● **EXTRACTED DATA**
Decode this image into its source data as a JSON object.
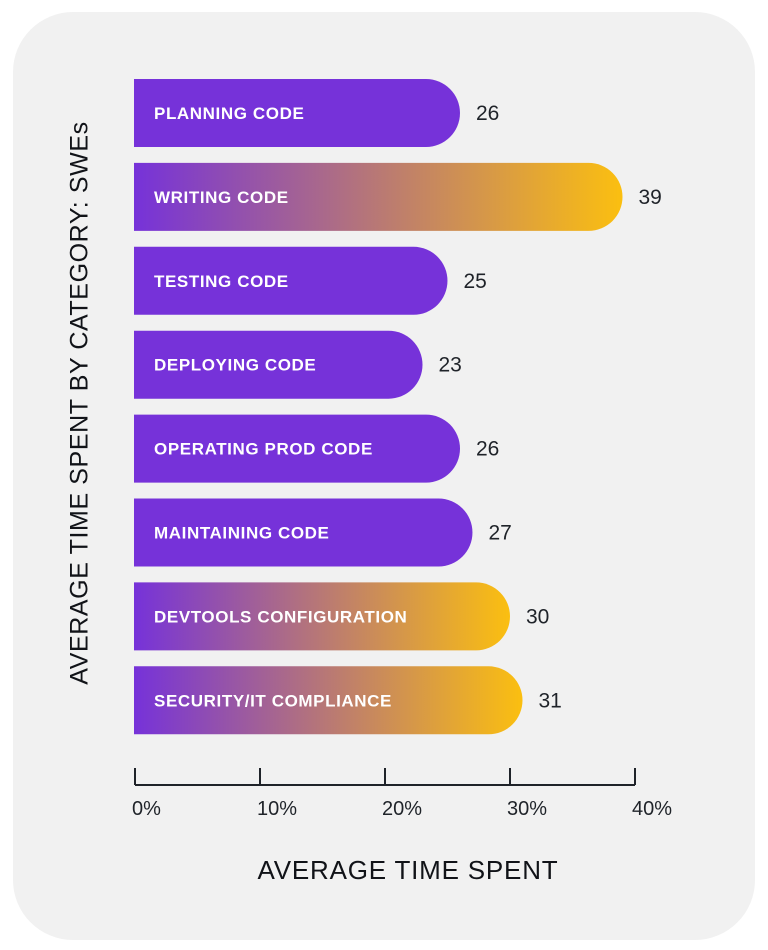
{
  "chart_data": {
    "type": "bar",
    "orientation": "horizontal",
    "title": "",
    "xlabel": "AVERAGE TIME SPENT",
    "ylabel": "AVERAGE TIME SPENT BY CATEGORY: SWEs",
    "xlim": [
      0,
      40
    ],
    "x_ticks": [
      0,
      10,
      20,
      30,
      40
    ],
    "x_tick_labels": [
      "0%",
      "10%",
      "20%",
      "30%",
      "40%"
    ],
    "grid": false,
    "legend": null,
    "categories": [
      "PLANNING CODE",
      "WRITING CODE",
      "TESTING CODE",
      "DEPLOYING CODE",
      "OPERATING PROD CODE",
      "MAINTAINING CODE",
      "DEVTOOLS CONFIGURATION",
      "SECURITY/IT COMPLIANCE"
    ],
    "values": [
      26,
      39,
      25,
      23,
      26,
      27,
      30,
      31
    ],
    "value_labels": [
      "26",
      "39",
      "25",
      "23",
      "26",
      "27",
      "30",
      "31"
    ],
    "highlighted": [
      false,
      true,
      false,
      false,
      false,
      false,
      true,
      true
    ]
  },
  "colors": {
    "bar_solid": "#7632d9",
    "gradient_start": "#7632d9",
    "gradient_end": "#fbbf10",
    "card_background": "#f1f1f1",
    "axis": "#1f2329"
  }
}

● **WRITTEN REQUEST**
In the listing, find every line containing the word "SPENT" and list it.

● **TASK RESULT**
    "xlabel": "AVERAGE TIME SPENT",
    "ylabel": "AVERAGE TIME SPENT BY CATEGORY: SWEs",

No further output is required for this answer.